* Суть задания *
Перепишите без изменений строки, начиная с первой строки данных и заканчивая строкой, в которой есть «Itemize the components», включая обе эти строки. Изображения в ответ не включайте.

* Исходные данные *
☆ ☆ ☆ ☆ ☆

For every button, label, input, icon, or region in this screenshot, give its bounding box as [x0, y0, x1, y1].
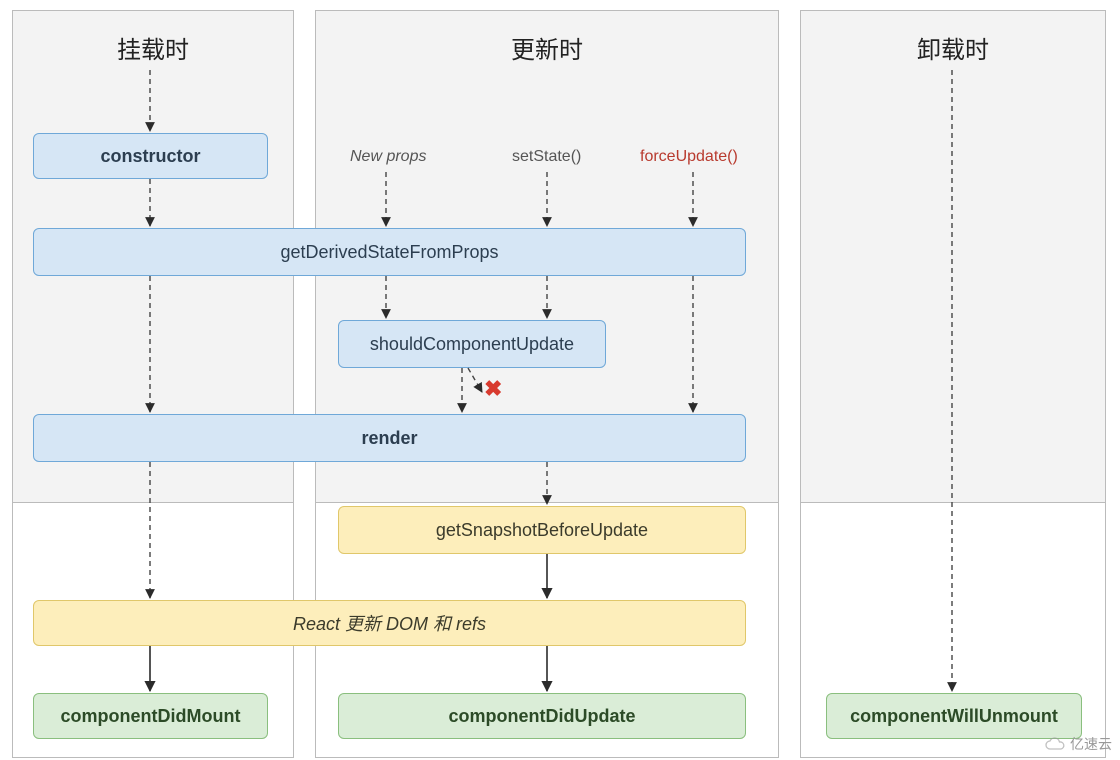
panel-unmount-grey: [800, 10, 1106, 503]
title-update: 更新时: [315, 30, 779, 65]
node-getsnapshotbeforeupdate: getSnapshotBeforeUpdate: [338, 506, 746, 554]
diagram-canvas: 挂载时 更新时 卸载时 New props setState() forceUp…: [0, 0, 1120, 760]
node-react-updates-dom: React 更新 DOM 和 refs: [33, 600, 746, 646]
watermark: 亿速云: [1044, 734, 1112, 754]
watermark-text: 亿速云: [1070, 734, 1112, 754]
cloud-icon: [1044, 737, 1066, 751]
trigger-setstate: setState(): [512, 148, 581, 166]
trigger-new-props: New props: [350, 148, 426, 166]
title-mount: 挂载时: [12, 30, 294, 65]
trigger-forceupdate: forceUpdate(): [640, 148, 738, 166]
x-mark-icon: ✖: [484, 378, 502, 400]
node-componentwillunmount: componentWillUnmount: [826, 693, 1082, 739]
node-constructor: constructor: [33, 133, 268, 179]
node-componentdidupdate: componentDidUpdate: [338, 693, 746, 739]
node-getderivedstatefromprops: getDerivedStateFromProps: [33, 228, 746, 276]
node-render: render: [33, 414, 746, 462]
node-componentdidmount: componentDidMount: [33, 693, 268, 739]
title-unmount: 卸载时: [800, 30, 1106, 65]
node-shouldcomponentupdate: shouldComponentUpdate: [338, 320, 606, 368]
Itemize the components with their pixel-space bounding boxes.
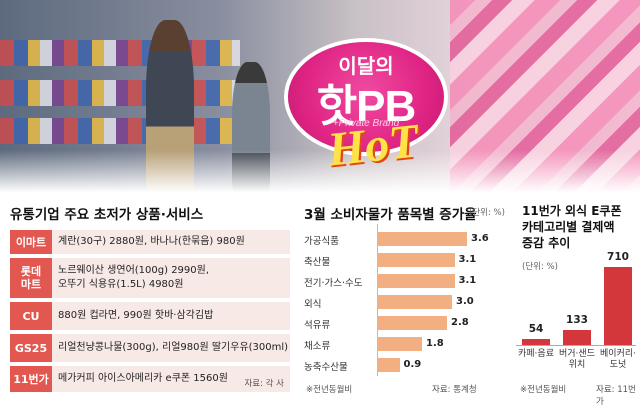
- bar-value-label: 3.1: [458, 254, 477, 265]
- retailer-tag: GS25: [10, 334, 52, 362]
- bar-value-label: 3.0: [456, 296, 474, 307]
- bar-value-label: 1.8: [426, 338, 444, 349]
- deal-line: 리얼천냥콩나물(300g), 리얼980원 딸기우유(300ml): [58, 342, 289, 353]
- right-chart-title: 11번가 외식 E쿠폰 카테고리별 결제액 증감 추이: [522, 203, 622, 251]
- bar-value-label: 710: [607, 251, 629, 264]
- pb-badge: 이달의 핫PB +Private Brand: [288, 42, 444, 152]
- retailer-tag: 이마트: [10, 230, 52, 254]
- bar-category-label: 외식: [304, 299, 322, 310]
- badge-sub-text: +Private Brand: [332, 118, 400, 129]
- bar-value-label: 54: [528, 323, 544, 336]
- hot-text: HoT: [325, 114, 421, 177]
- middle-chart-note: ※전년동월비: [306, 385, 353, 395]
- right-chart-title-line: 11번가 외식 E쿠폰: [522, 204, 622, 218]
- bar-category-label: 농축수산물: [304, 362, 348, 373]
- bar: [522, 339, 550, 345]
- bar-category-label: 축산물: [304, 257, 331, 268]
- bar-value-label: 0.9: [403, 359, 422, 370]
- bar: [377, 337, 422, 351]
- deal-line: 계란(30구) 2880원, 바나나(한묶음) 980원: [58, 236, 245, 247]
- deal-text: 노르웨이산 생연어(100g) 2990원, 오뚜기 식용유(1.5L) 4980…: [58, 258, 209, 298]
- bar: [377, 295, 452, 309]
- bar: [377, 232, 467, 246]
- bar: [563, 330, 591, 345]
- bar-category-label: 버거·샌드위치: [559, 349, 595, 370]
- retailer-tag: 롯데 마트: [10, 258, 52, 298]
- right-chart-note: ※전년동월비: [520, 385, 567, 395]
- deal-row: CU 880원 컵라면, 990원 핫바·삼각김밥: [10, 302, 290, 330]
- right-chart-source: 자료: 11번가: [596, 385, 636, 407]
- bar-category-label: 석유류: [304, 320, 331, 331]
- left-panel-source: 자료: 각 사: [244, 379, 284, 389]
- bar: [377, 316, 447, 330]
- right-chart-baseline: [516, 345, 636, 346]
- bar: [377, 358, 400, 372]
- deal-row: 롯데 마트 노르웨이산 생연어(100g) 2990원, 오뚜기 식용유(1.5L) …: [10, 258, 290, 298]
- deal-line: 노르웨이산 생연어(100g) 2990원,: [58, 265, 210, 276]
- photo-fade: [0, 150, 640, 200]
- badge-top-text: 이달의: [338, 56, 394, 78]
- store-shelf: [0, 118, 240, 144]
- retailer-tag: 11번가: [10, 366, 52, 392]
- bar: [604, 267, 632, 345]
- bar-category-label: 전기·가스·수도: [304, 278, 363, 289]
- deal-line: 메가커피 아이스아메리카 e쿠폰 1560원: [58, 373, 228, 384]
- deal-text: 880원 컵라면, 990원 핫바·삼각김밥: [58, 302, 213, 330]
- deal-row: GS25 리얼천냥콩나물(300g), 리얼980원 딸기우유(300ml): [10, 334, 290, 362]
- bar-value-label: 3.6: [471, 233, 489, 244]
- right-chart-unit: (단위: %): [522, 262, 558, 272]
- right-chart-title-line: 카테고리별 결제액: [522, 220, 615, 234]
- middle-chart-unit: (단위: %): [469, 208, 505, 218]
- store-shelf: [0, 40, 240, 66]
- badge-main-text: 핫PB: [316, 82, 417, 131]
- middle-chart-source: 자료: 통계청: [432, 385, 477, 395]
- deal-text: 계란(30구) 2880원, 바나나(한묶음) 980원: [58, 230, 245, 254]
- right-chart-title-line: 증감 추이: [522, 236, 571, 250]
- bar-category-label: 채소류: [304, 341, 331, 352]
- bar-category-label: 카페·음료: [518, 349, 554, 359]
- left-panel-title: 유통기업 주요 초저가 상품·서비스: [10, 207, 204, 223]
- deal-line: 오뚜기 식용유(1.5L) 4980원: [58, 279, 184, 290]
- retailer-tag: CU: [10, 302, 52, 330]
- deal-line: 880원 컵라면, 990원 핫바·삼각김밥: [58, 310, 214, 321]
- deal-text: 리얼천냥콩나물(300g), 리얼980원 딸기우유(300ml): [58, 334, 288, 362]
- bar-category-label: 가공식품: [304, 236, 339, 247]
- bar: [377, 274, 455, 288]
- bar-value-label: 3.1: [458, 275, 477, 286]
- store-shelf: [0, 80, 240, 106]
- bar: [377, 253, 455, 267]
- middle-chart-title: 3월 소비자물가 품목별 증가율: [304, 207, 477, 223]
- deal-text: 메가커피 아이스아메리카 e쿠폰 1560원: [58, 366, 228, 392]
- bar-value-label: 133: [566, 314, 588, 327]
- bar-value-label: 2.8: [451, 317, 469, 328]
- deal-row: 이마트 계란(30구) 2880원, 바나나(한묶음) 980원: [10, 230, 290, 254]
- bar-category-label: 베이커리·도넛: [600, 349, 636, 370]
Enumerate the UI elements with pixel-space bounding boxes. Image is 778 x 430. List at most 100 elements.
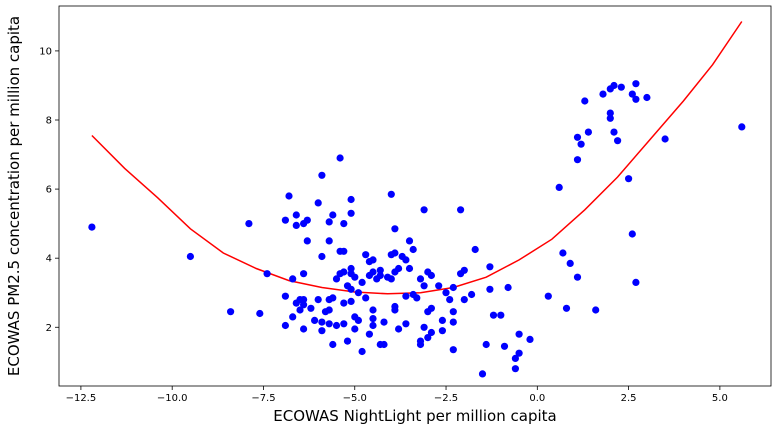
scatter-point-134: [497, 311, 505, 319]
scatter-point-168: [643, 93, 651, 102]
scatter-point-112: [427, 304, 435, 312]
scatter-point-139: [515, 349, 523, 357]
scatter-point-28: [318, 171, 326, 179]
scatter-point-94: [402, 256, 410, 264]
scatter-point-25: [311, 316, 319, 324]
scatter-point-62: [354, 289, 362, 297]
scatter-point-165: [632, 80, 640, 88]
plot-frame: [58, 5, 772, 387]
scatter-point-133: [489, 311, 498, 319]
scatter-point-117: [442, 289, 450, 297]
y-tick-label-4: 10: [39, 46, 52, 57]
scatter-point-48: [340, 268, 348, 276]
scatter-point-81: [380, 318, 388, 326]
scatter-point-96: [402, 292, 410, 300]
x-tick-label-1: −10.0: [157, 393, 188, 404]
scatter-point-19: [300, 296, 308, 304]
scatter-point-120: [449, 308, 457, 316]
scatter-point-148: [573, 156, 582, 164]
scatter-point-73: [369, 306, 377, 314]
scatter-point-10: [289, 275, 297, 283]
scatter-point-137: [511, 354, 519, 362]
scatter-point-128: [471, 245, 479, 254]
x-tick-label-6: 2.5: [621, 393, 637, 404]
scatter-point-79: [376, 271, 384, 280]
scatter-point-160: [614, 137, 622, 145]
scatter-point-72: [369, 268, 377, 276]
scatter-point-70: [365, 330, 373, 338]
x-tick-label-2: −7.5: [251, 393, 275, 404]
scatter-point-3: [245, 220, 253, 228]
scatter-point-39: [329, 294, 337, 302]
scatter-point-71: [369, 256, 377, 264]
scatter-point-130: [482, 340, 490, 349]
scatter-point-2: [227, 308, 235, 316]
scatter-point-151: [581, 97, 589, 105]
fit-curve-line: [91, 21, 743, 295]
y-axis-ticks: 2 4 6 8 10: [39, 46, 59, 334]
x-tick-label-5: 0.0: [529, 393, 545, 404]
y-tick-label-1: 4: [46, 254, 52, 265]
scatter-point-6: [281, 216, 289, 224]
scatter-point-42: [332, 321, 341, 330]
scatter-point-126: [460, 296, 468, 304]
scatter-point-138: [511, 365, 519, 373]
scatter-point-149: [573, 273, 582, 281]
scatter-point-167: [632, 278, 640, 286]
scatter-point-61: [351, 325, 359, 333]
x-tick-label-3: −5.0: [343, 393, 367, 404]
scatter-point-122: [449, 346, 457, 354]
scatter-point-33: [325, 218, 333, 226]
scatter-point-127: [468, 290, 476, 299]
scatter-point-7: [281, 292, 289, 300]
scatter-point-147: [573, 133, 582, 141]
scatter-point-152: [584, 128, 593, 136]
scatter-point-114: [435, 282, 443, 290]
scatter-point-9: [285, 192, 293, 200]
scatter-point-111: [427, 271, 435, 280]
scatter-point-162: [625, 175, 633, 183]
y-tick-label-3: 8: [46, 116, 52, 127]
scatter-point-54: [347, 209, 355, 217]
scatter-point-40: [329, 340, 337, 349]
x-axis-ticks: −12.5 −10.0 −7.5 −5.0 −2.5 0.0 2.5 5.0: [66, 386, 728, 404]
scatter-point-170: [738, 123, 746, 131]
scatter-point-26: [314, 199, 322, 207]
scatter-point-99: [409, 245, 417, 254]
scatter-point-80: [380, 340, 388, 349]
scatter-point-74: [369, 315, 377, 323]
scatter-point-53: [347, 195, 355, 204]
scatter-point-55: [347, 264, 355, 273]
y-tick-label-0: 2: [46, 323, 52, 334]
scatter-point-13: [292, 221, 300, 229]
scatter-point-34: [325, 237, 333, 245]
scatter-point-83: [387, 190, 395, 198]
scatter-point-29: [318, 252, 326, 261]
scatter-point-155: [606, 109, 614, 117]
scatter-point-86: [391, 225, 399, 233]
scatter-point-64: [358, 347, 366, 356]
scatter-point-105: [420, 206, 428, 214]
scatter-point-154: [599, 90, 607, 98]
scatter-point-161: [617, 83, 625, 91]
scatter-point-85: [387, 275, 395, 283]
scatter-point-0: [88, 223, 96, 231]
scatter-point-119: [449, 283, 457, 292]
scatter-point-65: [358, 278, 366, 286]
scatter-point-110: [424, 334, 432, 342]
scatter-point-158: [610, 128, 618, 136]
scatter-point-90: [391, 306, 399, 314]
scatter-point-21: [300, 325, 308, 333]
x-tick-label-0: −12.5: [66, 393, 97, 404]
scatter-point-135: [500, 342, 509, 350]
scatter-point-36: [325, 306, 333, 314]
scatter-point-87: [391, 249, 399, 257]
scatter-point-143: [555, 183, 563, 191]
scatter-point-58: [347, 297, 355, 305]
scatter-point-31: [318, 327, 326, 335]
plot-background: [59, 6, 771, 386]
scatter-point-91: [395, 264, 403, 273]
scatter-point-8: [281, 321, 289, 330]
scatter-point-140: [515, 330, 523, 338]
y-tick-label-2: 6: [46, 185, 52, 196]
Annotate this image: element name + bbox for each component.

☆ ☆ ☆ ☆ ☆

* Ответ *
For every button, label, input, icon, or region in this screenshot, give its bounding box as [x0, y0, x1, y1].
panel-unmount-grey: [800, 10, 1106, 503]
title-update: 更新时: [315, 30, 779, 65]
node-getsnapshotbeforeupdate: getSnapshotBeforeUpdate: [338, 506, 746, 554]
diagram-canvas: 挂载时 更新时 卸载时 New props setState() forceUp…: [0, 0, 1120, 760]
node-react-updates-dom: React 更新 DOM 和 refs: [33, 600, 746, 646]
watermark: 亿速云: [1044, 734, 1112, 754]
watermark-text: 亿速云: [1070, 734, 1112, 754]
cloud-icon: [1044, 737, 1066, 751]
trigger-setstate: setState(): [512, 148, 581, 166]
trigger-new-props: New props: [350, 148, 426, 166]
title-mount: 挂载时: [12, 30, 294, 65]
trigger-forceupdate: forceUpdate(): [640, 148, 738, 166]
x-mark-icon: ✖: [484, 378, 502, 400]
node-componentwillunmount: componentWillUnmount: [826, 693, 1082, 739]
node-constructor: constructor: [33, 133, 268, 179]
node-componentdidupdate: componentDidUpdate: [338, 693, 746, 739]
node-getderivedstatefromprops: getDerivedStateFromProps: [33, 228, 746, 276]
node-render: render: [33, 414, 746, 462]
node-componentdidmount: componentDidMount: [33, 693, 268, 739]
title-unmount: 卸载时: [800, 30, 1106, 65]
node-shouldcomponentupdate: shouldComponentUpdate: [338, 320, 606, 368]
Itemize the components with their pixel-space bounding boxes.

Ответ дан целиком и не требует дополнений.